[The task]:
Check each line of the data below for the word "this", then extract the ones that have it.

───── Exercise inputs

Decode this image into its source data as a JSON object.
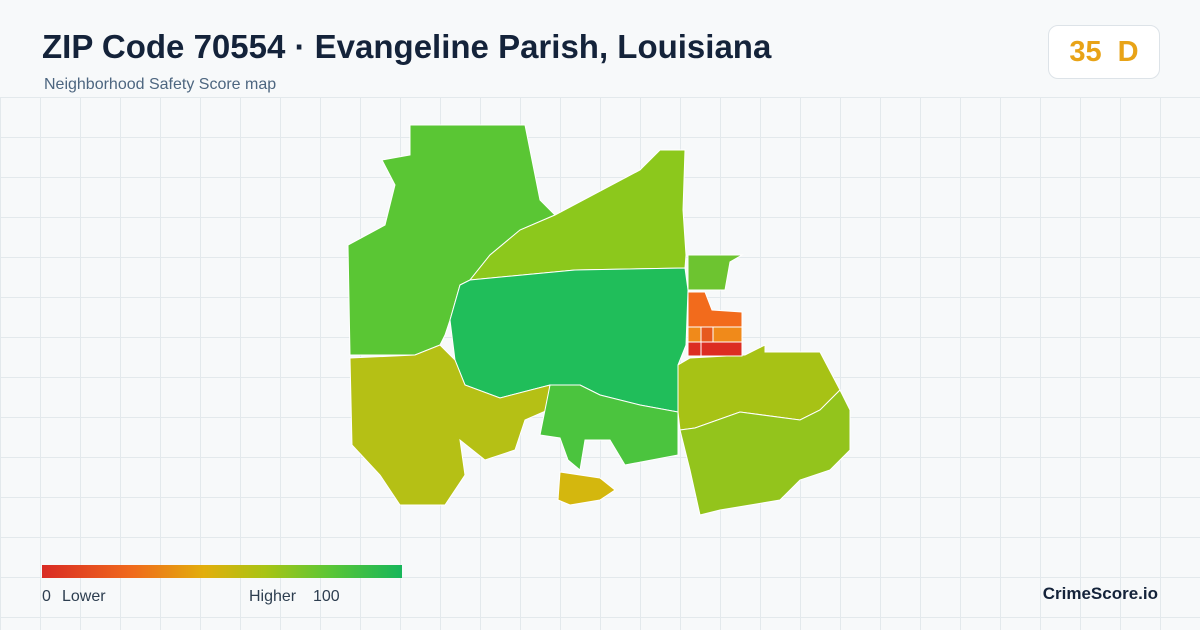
{
  "header": {
    "title": "ZIP Code 70554 · Evangeline Parish, Louisiana",
    "subtitle": "Neighborhood Safety Score map"
  },
  "badge": {
    "score": 35,
    "grade": "D"
  },
  "legend": {
    "min": 0,
    "min_label": "Lower",
    "max_label": "Higher",
    "max": 100
  },
  "footer": {
    "brand": "CrimeScore.io"
  }
}
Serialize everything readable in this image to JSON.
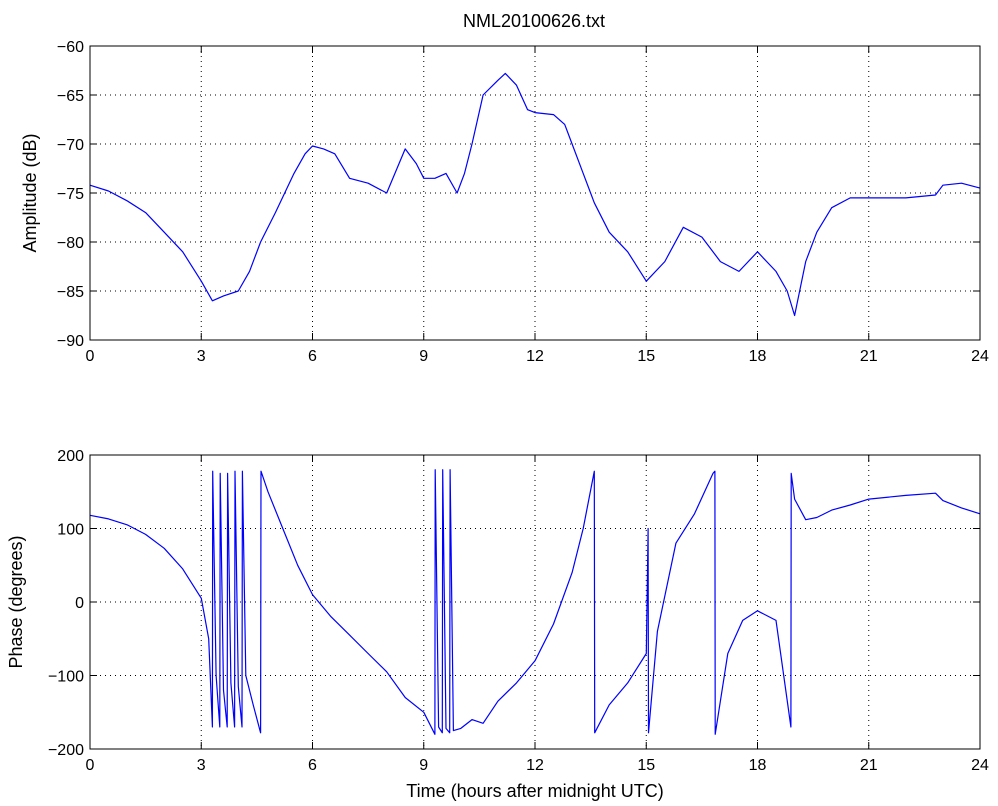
{
  "title": "NML20100626.txt",
  "colors": {
    "trace": "#0000ff",
    "axis": "#000000",
    "grid": "#000000",
    "background": "#ffffff"
  },
  "chart_data": [
    {
      "type": "line",
      "ylabel": "Amplitude (dB)",
      "xlabel": "",
      "xlim": [
        0,
        24
      ],
      "ylim": [
        -90,
        -60
      ],
      "x_ticks": [
        0,
        3,
        6,
        9,
        12,
        15,
        18,
        21,
        24
      ],
      "x_tick_labels": [
        "0",
        "3",
        "6",
        "9",
        "12",
        "15",
        "18",
        "21",
        "24"
      ],
      "y_ticks": [
        -90,
        -85,
        -80,
        -75,
        -70,
        -65,
        -60
      ],
      "y_tick_labels": [
        "−90",
        "−85",
        "−80",
        "−75",
        "−70",
        "−65",
        "−60"
      ],
      "grid": true,
      "series": [
        {
          "color": "#0000ff",
          "x": [
            0,
            0.5,
            1,
            1.5,
            2,
            2.5,
            3,
            3.3,
            3.6,
            4,
            4.3,
            4.6,
            5,
            5.5,
            5.8,
            6,
            6.3,
            6.6,
            7,
            7.5,
            8,
            8.5,
            8.8,
            9,
            9.3,
            9.6,
            9.9,
            10.1,
            10.3,
            10.6,
            11,
            11.2,
            11.5,
            11.8,
            12,
            12.5,
            12.8,
            13,
            13.3,
            13.5,
            13.6,
            14,
            14.5,
            15,
            15.5,
            16,
            16.5,
            17,
            17.5,
            18,
            18.5,
            18.8,
            19,
            19.3,
            19.6,
            20,
            20.5,
            21,
            22,
            22.8,
            23,
            23.5,
            24
          ],
          "y": [
            -74.2,
            -74.8,
            -75.8,
            -77,
            -79,
            -81,
            -84,
            -86,
            -85.5,
            -85,
            -83,
            -80,
            -77,
            -73,
            -71,
            -70.2,
            -70.5,
            -71,
            -73.5,
            -74,
            -75,
            -70.5,
            -72,
            -73.5,
            -73.5,
            -73,
            -75,
            -73,
            -70,
            -65,
            -63.5,
            -62.8,
            -64,
            -66.5,
            -66.8,
            -67,
            -68,
            -70,
            -73,
            -75,
            -76,
            -79,
            -81,
            -84,
            -82,
            -78.5,
            -79.5,
            -82,
            -83,
            -81,
            -83,
            -85,
            -87.5,
            -82,
            -79,
            -76.5,
            -75.5,
            -75.5,
            -75.5,
            -75.2,
            -74.2,
            -74,
            -74.5
          ]
        }
      ]
    },
    {
      "type": "line",
      "ylabel": "Phase (degrees)",
      "xlabel": "Time (hours after midnight UTC)",
      "xlim": [
        0,
        24
      ],
      "ylim": [
        -200,
        200
      ],
      "x_ticks": [
        0,
        3,
        6,
        9,
        12,
        15,
        18,
        21,
        24
      ],
      "x_tick_labels": [
        "0",
        "3",
        "6",
        "9",
        "12",
        "15",
        "18",
        "21",
        "24"
      ],
      "y_ticks": [
        -200,
        -100,
        0,
        100,
        200
      ],
      "y_tick_labels": [
        "−200",
        "−100",
        "0",
        "100",
        "200"
      ],
      "grid": true,
      "series": [
        {
          "color": "#0000ff",
          "x": [
            0,
            0.5,
            1,
            1.5,
            2,
            2.5,
            3,
            3.2,
            3.3,
            3.31,
            3.4,
            3.5,
            3.51,
            3.6,
            3.7,
            3.71,
            3.8,
            3.9,
            3.91,
            4.0,
            4.1,
            4.11,
            4.2,
            4.4,
            4.6,
            4.61,
            4.8,
            5.2,
            5.6,
            6,
            6.5,
            7,
            7.5,
            8,
            8.5,
            9,
            9.3,
            9.31,
            9.4,
            9.5,
            9.51,
            9.6,
            9.7,
            9.71,
            9.8,
            10,
            10.3,
            10.6,
            11,
            11.5,
            12,
            12.5,
            13,
            13.3,
            13.6,
            13.61,
            14,
            14.5,
            15,
            15.05,
            15.06,
            15.3,
            15.8,
            16.3,
            16.8,
            16.85,
            16.86,
            17.2,
            17.6,
            18,
            18.5,
            18.9,
            18.91,
            19,
            19.3,
            19.6,
            20,
            20.5,
            21,
            22,
            22.8,
            23,
            23.5,
            24
          ],
          "y": [
            118,
            113,
            105,
            92,
            73,
            45,
            5,
            -50,
            -170,
            178,
            -100,
            -170,
            175,
            -120,
            -170,
            175,
            -110,
            -170,
            178,
            -115,
            -170,
            178,
            -100,
            -140,
            -178,
            178,
            150,
            100,
            50,
            10,
            -20,
            -45,
            -70,
            -95,
            -130,
            -150,
            -180,
            180,
            -170,
            -178,
            180,
            -172,
            -178,
            180,
            -175,
            -172,
            -160,
            -165,
            -135,
            -110,
            -80,
            -30,
            40,
            100,
            178,
            -178,
            -140,
            -110,
            -70,
            100,
            -178,
            -40,
            80,
            120,
            175,
            178,
            -180,
            -70,
            -25,
            -12,
            -25,
            -170,
            175,
            140,
            112,
            115,
            125,
            132,
            140,
            145,
            148,
            138,
            128,
            120
          ]
        }
      ]
    }
  ]
}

──────────

[Result of the task]:
Decode this image into its source data as a JSON object.
Serialize everything readable in this image to JSON.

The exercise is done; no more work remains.